(Entries from a dataset)
-- START --
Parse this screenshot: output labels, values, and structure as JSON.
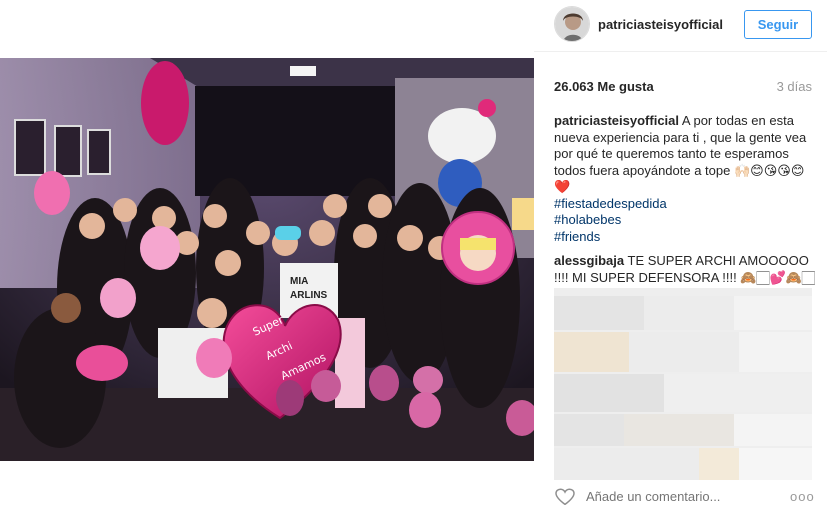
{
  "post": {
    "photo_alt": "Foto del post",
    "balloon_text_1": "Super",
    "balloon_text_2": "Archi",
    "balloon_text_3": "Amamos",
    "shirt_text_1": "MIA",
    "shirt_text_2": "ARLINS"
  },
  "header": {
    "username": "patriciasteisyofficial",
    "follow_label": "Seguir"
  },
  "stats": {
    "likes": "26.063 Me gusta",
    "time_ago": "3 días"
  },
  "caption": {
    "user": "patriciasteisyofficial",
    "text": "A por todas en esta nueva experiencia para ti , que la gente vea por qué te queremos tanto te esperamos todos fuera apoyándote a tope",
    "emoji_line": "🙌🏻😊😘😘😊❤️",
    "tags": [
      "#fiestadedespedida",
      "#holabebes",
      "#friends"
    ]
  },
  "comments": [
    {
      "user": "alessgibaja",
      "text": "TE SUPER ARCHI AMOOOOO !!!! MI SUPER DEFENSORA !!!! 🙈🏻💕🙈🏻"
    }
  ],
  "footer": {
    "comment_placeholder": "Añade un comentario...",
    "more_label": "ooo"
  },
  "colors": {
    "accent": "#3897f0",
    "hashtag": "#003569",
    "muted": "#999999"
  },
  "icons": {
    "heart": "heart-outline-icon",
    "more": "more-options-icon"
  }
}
-- END --
▸ **EXERCISE PROMPT**: The records shown above are to be repeated exactly, with the pictures left out.

▸ **FINAL RESULT**:
Parse this screenshot: output labels, values, and structure as JSON.
{
  "post": {
    "photo_alt": "Foto del post",
    "balloon_text_1": "Super",
    "balloon_text_2": "Archi",
    "balloon_text_3": "Amamos",
    "shirt_text_1": "MIA",
    "shirt_text_2": "ARLINS"
  },
  "header": {
    "username": "patriciasteisyofficial",
    "follow_label": "Seguir"
  },
  "stats": {
    "likes": "26.063 Me gusta",
    "time_ago": "3 días"
  },
  "caption": {
    "user": "patriciasteisyofficial",
    "text": "A por todas en esta nueva experiencia para ti , que la gente vea por qué te queremos tanto te esperamos todos fuera apoyándote a tope",
    "emoji_line": "🙌🏻😊😘😘😊❤️",
    "tags": [
      "#fiestadedespedida",
      "#holabebes",
      "#friends"
    ]
  },
  "comments": [
    {
      "user": "alessgibaja",
      "text": "TE SUPER ARCHI AMOOOOO !!!! MI SUPER DEFENSORA !!!! 🙈🏻💕🙈🏻"
    }
  ],
  "footer": {
    "comment_placeholder": "Añade un comentario...",
    "more_label": "ooo"
  },
  "colors": {
    "accent": "#3897f0",
    "hashtag": "#003569",
    "muted": "#999999"
  },
  "icons": {
    "heart": "heart-outline-icon",
    "more": "more-options-icon"
  }
}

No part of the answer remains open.